*** RECORDS PROVIDED ***
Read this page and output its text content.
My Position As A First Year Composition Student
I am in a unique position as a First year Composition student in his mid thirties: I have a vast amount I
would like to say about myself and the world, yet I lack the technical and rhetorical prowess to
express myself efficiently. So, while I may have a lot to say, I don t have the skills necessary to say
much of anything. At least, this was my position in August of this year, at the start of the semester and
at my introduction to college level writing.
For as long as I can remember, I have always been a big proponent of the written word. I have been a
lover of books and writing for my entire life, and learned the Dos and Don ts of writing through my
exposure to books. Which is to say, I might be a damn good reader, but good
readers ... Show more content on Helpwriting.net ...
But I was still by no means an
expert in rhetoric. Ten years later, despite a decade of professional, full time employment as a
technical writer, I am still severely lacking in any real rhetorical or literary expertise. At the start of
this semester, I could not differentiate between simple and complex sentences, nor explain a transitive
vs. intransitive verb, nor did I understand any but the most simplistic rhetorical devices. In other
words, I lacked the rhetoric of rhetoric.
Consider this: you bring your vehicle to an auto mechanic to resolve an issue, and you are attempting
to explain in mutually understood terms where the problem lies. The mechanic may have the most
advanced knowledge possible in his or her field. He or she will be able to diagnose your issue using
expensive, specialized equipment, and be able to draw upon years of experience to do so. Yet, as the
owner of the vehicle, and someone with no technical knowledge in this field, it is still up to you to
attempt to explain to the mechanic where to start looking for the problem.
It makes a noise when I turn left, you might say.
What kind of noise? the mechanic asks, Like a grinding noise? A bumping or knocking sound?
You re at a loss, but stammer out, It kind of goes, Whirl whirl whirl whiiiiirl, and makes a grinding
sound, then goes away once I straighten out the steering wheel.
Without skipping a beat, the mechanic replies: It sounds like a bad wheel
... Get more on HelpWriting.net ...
***
**EXERCISE OBJECTIVE**
From the entries, copy out each line containing the word "rhetorical".

**COMPLETED TASK**
would like to say about myself and the world, yet I lack the technical and rhetorical prowess to
technical writer, I am still severely lacking in any real rhetorical or literary expertise. At the start of
vs. intransitive verb, nor did I understand any but the most simplistic rhetorical devices. In other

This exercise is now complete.